**STATED TASK**
Restate the full set of records exactly, word for word.

------------------------------------

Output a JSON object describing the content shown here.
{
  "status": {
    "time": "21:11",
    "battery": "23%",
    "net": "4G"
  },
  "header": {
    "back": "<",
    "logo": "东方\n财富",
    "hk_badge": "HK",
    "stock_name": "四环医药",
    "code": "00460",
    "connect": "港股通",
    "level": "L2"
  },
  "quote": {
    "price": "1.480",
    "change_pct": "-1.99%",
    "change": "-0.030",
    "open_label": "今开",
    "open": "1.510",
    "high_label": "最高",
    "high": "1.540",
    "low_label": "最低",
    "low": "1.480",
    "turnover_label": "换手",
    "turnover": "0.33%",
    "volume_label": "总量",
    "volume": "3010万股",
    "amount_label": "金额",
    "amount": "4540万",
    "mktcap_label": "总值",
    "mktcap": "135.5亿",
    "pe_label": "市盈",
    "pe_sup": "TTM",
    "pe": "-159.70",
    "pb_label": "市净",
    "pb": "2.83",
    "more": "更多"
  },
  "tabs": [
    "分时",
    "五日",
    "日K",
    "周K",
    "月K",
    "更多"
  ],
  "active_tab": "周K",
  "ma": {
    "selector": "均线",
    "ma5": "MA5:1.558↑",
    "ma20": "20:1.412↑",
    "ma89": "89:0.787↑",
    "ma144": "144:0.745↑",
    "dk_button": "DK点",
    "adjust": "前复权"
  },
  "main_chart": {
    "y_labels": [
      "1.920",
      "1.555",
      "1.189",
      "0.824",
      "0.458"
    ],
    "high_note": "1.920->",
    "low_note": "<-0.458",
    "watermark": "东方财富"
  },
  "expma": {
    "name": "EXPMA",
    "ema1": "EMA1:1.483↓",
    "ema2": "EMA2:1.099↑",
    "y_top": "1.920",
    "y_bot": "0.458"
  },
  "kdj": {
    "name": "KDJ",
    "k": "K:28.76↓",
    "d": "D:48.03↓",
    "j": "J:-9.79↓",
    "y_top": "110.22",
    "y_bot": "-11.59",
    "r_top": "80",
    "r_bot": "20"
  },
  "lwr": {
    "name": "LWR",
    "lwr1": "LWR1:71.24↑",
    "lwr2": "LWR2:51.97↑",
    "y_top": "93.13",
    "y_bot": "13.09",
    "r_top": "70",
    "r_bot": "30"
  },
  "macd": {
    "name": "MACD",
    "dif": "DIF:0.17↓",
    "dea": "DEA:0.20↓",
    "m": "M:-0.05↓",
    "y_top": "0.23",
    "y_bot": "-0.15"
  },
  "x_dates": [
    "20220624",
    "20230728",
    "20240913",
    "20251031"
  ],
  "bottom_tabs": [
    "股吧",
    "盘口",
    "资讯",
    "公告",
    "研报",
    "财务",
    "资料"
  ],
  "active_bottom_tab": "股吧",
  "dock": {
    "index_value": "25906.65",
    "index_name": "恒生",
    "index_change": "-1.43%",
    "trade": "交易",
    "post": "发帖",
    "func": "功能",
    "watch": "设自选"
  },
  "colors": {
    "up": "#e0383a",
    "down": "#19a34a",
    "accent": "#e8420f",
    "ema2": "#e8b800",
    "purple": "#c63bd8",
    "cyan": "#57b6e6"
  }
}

------------------------------------

**THE COMPLETED TASK**
Output a JSON object describing the content shown here.
{
  "status": {
    "time": "21:11",
    "battery": "23%",
    "net": "4G"
  },
  "header": {
    "back": "<",
    "logo": "东方\n财富",
    "hk_badge": "HK",
    "stock_name": "四环医药",
    "code": "00460",
    "connect": "港股通",
    "level": "L2"
  },
  "quote": {
    "price": "1.480",
    "change_pct": "-1.99%",
    "change": "-0.030",
    "open_label": "今开",
    "open": "1.510",
    "high_label": "最高",
    "high": "1.540",
    "low_label": "最低",
    "low": "1.480",
    "turnover_label": "换手",
    "turnover": "0.33%",
    "volume_label": "总量",
    "volume": "3010万股",
    "amount_label": "金额",
    "amount": "4540万",
    "mktcap_label": "总值",
    "mktcap": "135.5亿",
    "pe_label": "市盈",
    "pe_sup": "TTM",
    "pe": "-159.70",
    "pb_label": "市净",
    "pb": "2.83",
    "more": "更多"
  },
  "tabs": [
    "分时",
    "五日",
    "日K",
    "周K",
    "月K",
    "更多"
  ],
  "active_tab": "周K",
  "ma": {
    "selector": "均线",
    "ma5": "MA5:1.558↑",
    "ma20": "20:1.412↑",
    "ma89": "89:0.787↑",
    "ma144": "144:0.745↑",
    "dk_button": "DK点",
    "adjust": "前复权"
  },
  "main_chart": {
    "y_labels": [
      "1.920",
      "1.555",
      "1.189",
      "0.824",
      "0.458"
    ],
    "high_note": "1.920->",
    "low_note": "<-0.458",
    "watermark": "东方财富"
  },
  "expma": {
    "name": "EXPMA",
    "ema1": "EMA1:1.483↓",
    "ema2": "EMA2:1.099↑",
    "y_top": "1.920",
    "y_bot": "0.458"
  },
  "kdj": {
    "name": "KDJ",
    "k": "K:28.76↓",
    "d": "D:48.03↓",
    "j": "J:-9.79↓",
    "y_top": "110.22",
    "y_bot": "-11.59",
    "r_top": "80",
    "r_bot": "20"
  },
  "lwr": {
    "name": "LWR",
    "lwr1": "LWR1:71.24↑",
    "lwr2": "LWR2:51.97↑",
    "y_top": "93.13",
    "y_bot": "13.09",
    "r_top": "70",
    "r_bot": "30"
  },
  "macd": {
    "name": "MACD",
    "dif": "DIF:0.17↓",
    "dea": "DEA:0.20↓",
    "m": "M:-0.05↓",
    "y_top": "0.23",
    "y_bot": "-0.15"
  },
  "x_dates": [
    "20220624",
    "20230728",
    "20240913",
    "20251031"
  ],
  "bottom_tabs": [
    "股吧",
    "盘口",
    "资讯",
    "公告",
    "研报",
    "财务",
    "资料"
  ],
  "active_bottom_tab": "股吧",
  "dock": {
    "index_value": "25906.65",
    "index_name": "恒生",
    "index_change": "-1.43%",
    "trade": "交易",
    "post": "发帖",
    "func": "功能",
    "watch": "设自选"
  },
  "colors": {
    "up": "#e0383a",
    "down": "#19a34a",
    "accent": "#e8420f",
    "ema2": "#e8b800",
    "purple": "#c63bd8",
    "cyan": "#57b6e6"
  }
}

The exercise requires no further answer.